[start Supplied records]

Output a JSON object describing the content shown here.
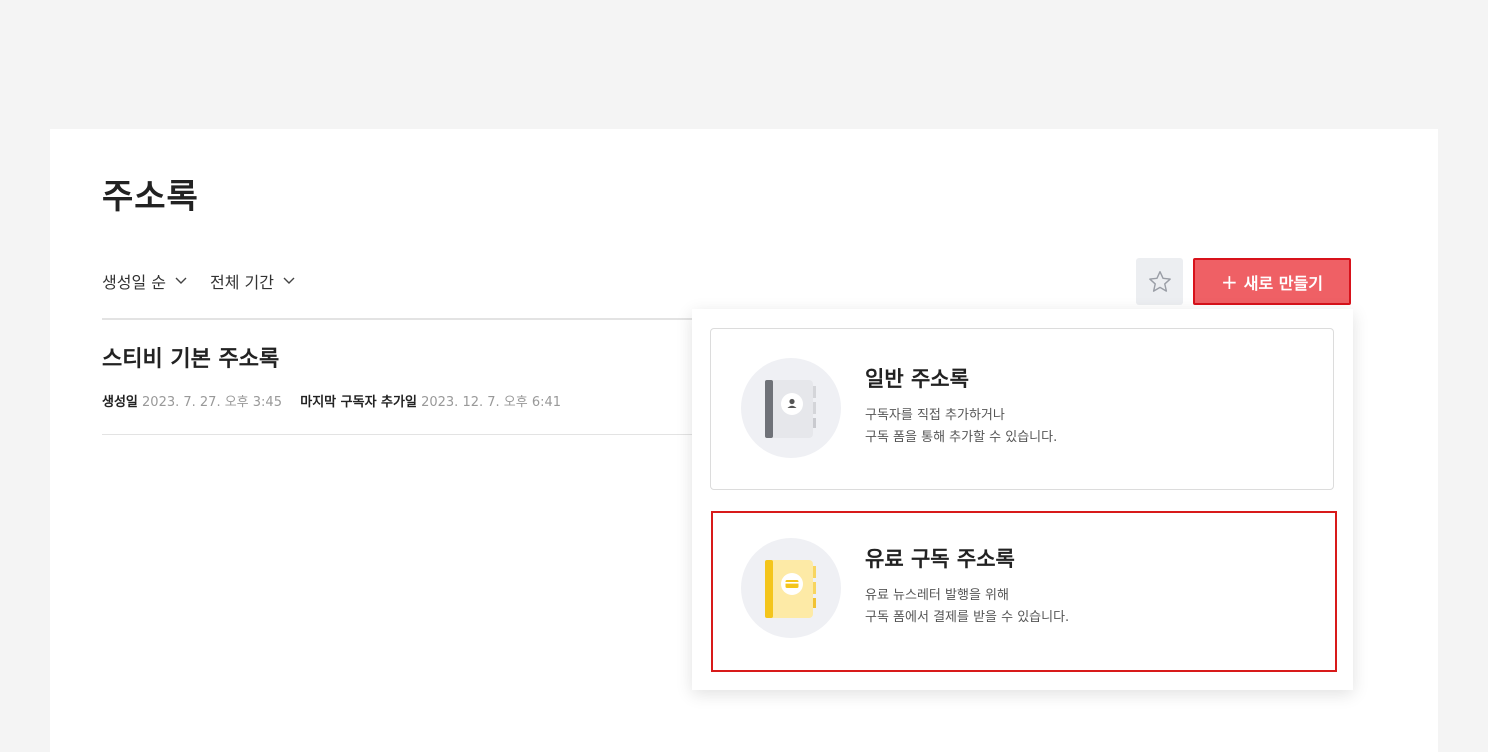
{
  "page": {
    "title": "주소록"
  },
  "filters": {
    "sort_label": "생성일 순",
    "period_label": "전체 기간"
  },
  "toolbar": {
    "new_label": "새로 만들기",
    "new_prefix": "+"
  },
  "address_book": {
    "title": "스티비 기본 주소록",
    "created_key": "생성일",
    "created_value": "2023. 7. 27. 오후 3:45",
    "last_added_key": "마지막 구독자 추가일",
    "last_added_value": "2023. 12. 7. 오후 6:41"
  },
  "menu": {
    "general": {
      "title": "일반 주소록",
      "desc_line1": "구독자를 직접 추가하거나",
      "desc_line2": "구독 폼을 통해 추가할 수 있습니다."
    },
    "paid": {
      "title": "유료 구독 주소록",
      "desc_line1": "유료 뉴스레터 발행을 위해",
      "desc_line2": "구독 폼에서 결제를 받을 수 있습니다."
    }
  },
  "colors": {
    "accent": "#ef6065",
    "highlight_border": "#d81a1a",
    "yellow": "#f4c51b",
    "gray_book": "#6f7278"
  }
}
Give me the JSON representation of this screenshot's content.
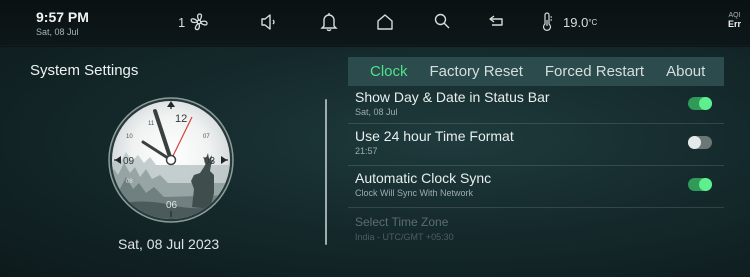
{
  "status_bar": {
    "time": "9:57 PM",
    "date": "Sat, 08 Jul",
    "fan_speed": "1",
    "temperature": "19.0",
    "temperature_unit": "°C",
    "aqi_label": "AQI",
    "aqi_value": "Err",
    "icons": [
      "fan-icon",
      "speaker-icon",
      "bell-icon",
      "home-icon",
      "search-icon",
      "return-icon",
      "thermometer-icon"
    ]
  },
  "page": {
    "title": "System Settings",
    "date_display": "Sat, 08 Jul 2023"
  },
  "clock": {
    "numbers": [
      "12",
      "09",
      "03",
      "06"
    ],
    "small_numbers": [
      "11",
      "10",
      "07",
      "08"
    ],
    "time_shown": "21:57"
  },
  "tabs": [
    {
      "label": "Clock",
      "active": true
    },
    {
      "label": "Factory Reset",
      "active": false
    },
    {
      "label": "Forced Restart",
      "active": false
    },
    {
      "label": "About",
      "active": false
    }
  ],
  "settings": [
    {
      "title": "Show Day & Date in Status Bar",
      "subtitle": "Sat, 08 Jul",
      "toggle": "on"
    },
    {
      "title": "Use 24 hour Time Format",
      "subtitle": "21:57",
      "toggle": "off"
    },
    {
      "title": "Automatic Clock Sync",
      "subtitle": "Clock Will Sync With Network",
      "toggle": "on"
    },
    {
      "title": "Select Time Zone",
      "subtitle": "India - UTC/GMT +05:30",
      "disabled": true
    }
  ],
  "colors": {
    "accent": "#4fe28a",
    "tab_bar": "#2c4b4c",
    "background": "#152a2c"
  }
}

[end Supplied records]

#### Task to carry out
Output all of the data exactly as it stands, minus any images.

#### Result
Output a JSON object describing the content shown here.
{
  "page": {
    "title": "주소록"
  },
  "filters": {
    "sort_label": "생성일 순",
    "period_label": "전체 기간"
  },
  "toolbar": {
    "new_label": "새로 만들기",
    "new_prefix": "+"
  },
  "address_book": {
    "title": "스티비 기본 주소록",
    "created_key": "생성일",
    "created_value": "2023. 7. 27. 오후 3:45",
    "last_added_key": "마지막 구독자 추가일",
    "last_added_value": "2023. 12. 7. 오후 6:41"
  },
  "menu": {
    "general": {
      "title": "일반 주소록",
      "desc_line1": "구독자를 직접 추가하거나",
      "desc_line2": "구독 폼을 통해 추가할 수 있습니다."
    },
    "paid": {
      "title": "유료 구독 주소록",
      "desc_line1": "유료 뉴스레터 발행을 위해",
      "desc_line2": "구독 폼에서 결제를 받을 수 있습니다."
    }
  },
  "colors": {
    "accent": "#ef6065",
    "highlight_border": "#d81a1a",
    "yellow": "#f4c51b",
    "gray_book": "#6f7278"
  }
}
Give me the JSON representation of this screenshot's content.
{
  "status_bar": {
    "time": "9:57 PM",
    "date": "Sat, 08 Jul",
    "fan_speed": "1",
    "temperature": "19.0",
    "temperature_unit": "°C",
    "aqi_label": "AQI",
    "aqi_value": "Err",
    "icons": [
      "fan-icon",
      "speaker-icon",
      "bell-icon",
      "home-icon",
      "search-icon",
      "return-icon",
      "thermometer-icon"
    ]
  },
  "page": {
    "title": "System Settings",
    "date_display": "Sat, 08 Jul 2023"
  },
  "clock": {
    "numbers": [
      "12",
      "09",
      "03",
      "06"
    ],
    "small_numbers": [
      "11",
      "10",
      "07",
      "08"
    ],
    "time_shown": "21:57"
  },
  "tabs": [
    {
      "label": "Clock",
      "active": true
    },
    {
      "label": "Factory Reset",
      "active": false
    },
    {
      "label": "Forced Restart",
      "active": false
    },
    {
      "label": "About",
      "active": false
    }
  ],
  "settings": [
    {
      "title": "Show Day & Date in Status Bar",
      "subtitle": "Sat, 08 Jul",
      "toggle": "on"
    },
    {
      "title": "Use 24 hour Time Format",
      "subtitle": "21:57",
      "toggle": "off"
    },
    {
      "title": "Automatic Clock Sync",
      "subtitle": "Clock Will Sync With Network",
      "toggle": "on"
    },
    {
      "title": "Select Time Zone",
      "subtitle": "India - UTC/GMT +05:30",
      "disabled": true
    }
  ],
  "colors": {
    "accent": "#4fe28a",
    "tab_bar": "#2c4b4c",
    "background": "#152a2c"
  }
}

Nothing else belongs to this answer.